What is asked
Write out the data word for word, from its very first line through the line that contains "series-label-nh4no3: NH₄NO₃ —", and include both ends.

Given records
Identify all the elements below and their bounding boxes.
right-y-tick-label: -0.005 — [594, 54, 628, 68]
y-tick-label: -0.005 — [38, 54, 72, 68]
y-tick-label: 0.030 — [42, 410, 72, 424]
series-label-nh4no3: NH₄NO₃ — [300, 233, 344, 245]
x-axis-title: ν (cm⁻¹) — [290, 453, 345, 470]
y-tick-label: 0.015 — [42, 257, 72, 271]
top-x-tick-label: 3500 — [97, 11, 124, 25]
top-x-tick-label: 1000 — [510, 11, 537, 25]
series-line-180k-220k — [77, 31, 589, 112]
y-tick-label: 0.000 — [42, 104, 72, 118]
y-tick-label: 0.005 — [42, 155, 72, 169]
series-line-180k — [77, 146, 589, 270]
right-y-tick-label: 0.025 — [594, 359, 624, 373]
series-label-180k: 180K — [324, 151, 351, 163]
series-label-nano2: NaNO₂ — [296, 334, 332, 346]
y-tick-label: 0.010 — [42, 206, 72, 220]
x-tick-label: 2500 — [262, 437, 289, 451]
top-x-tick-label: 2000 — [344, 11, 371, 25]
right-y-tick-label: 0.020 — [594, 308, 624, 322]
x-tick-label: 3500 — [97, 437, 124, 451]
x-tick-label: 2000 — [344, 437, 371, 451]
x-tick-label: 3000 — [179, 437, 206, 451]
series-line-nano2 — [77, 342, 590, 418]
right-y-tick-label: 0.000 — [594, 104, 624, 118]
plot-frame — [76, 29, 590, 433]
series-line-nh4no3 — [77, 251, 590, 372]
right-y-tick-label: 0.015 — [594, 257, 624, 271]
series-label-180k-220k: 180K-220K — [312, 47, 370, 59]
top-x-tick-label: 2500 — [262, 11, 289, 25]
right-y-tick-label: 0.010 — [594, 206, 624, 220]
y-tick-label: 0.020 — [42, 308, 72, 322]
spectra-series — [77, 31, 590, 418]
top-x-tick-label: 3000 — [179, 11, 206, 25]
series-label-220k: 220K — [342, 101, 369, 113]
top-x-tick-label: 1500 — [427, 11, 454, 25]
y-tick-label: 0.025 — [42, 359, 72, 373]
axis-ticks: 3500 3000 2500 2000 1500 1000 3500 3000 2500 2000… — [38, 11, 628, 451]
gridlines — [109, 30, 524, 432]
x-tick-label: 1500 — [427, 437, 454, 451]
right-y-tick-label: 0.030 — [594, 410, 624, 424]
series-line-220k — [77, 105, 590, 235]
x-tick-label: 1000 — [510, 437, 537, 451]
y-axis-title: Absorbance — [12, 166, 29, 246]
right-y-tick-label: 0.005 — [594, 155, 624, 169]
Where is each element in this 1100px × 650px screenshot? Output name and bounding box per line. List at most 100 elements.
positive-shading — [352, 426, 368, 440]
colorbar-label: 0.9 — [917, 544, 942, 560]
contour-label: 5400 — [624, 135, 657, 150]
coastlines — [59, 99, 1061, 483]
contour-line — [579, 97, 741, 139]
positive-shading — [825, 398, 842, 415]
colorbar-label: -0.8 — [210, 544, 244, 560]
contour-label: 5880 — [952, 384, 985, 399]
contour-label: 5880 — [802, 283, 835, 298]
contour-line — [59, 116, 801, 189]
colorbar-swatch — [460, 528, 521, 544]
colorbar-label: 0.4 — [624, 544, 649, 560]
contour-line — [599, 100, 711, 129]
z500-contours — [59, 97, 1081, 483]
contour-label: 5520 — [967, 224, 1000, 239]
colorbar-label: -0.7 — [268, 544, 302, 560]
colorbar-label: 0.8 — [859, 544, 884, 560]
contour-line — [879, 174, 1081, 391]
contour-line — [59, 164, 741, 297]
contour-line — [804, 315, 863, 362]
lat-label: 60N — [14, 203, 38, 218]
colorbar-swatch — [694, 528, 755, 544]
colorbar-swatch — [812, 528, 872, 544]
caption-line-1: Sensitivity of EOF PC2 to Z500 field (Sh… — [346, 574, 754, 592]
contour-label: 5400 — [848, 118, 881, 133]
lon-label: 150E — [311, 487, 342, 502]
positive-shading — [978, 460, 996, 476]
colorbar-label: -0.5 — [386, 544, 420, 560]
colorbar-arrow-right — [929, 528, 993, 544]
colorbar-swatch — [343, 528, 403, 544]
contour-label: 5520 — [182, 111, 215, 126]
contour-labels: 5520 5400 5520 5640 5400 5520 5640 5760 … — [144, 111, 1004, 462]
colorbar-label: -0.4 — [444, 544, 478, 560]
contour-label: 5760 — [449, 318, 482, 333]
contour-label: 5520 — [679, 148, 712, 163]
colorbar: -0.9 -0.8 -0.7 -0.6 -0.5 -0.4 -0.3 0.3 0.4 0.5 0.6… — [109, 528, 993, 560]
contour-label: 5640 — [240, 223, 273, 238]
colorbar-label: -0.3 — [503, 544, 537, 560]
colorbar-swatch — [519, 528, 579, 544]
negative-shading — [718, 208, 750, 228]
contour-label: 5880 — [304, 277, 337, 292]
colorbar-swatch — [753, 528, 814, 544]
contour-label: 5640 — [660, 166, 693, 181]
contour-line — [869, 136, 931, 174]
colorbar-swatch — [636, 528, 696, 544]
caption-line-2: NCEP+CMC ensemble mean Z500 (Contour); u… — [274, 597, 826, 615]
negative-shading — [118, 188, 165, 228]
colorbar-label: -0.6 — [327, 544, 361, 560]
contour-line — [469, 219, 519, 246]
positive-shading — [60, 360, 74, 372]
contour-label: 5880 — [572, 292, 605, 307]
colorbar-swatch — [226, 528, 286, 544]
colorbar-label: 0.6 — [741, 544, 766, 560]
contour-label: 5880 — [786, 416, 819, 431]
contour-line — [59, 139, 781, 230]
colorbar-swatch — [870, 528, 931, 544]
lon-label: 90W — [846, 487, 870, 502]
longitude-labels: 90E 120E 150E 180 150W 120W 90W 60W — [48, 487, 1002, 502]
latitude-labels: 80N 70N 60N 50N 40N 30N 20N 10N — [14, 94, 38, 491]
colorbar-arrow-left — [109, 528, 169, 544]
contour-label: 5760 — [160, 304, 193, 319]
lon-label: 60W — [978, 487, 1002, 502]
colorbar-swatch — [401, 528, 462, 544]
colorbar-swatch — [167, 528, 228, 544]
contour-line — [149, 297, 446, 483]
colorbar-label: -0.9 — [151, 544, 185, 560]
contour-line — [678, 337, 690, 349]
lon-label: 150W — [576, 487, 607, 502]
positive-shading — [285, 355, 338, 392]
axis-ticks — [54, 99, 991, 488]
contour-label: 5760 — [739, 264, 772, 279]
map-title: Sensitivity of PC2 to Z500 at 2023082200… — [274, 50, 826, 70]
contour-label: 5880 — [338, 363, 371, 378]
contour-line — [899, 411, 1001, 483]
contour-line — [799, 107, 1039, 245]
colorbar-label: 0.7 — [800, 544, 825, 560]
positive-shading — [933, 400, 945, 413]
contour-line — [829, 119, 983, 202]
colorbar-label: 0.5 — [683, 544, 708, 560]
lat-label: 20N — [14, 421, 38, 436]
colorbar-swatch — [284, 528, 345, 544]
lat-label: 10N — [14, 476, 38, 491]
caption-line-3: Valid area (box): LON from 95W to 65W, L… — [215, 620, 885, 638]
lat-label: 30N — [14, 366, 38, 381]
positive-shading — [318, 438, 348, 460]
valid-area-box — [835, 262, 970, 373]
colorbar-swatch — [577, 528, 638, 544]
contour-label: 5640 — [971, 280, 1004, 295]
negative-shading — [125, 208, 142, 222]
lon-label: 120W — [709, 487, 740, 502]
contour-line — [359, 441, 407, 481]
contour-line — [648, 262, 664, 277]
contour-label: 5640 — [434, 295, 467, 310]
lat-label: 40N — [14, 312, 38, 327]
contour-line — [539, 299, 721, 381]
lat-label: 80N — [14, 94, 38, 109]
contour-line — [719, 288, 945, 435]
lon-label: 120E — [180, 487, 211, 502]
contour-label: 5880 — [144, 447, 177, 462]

Final result
Identify all the elements below and their bounding boxes.
right-y-tick-label: -0.005 — [594, 54, 628, 68]
y-tick-label: -0.005 — [38, 54, 72, 68]
y-tick-label: 0.030 — [42, 410, 72, 424]
series-label-nh4no3: NH₄NO₃ — [300, 233, 344, 245]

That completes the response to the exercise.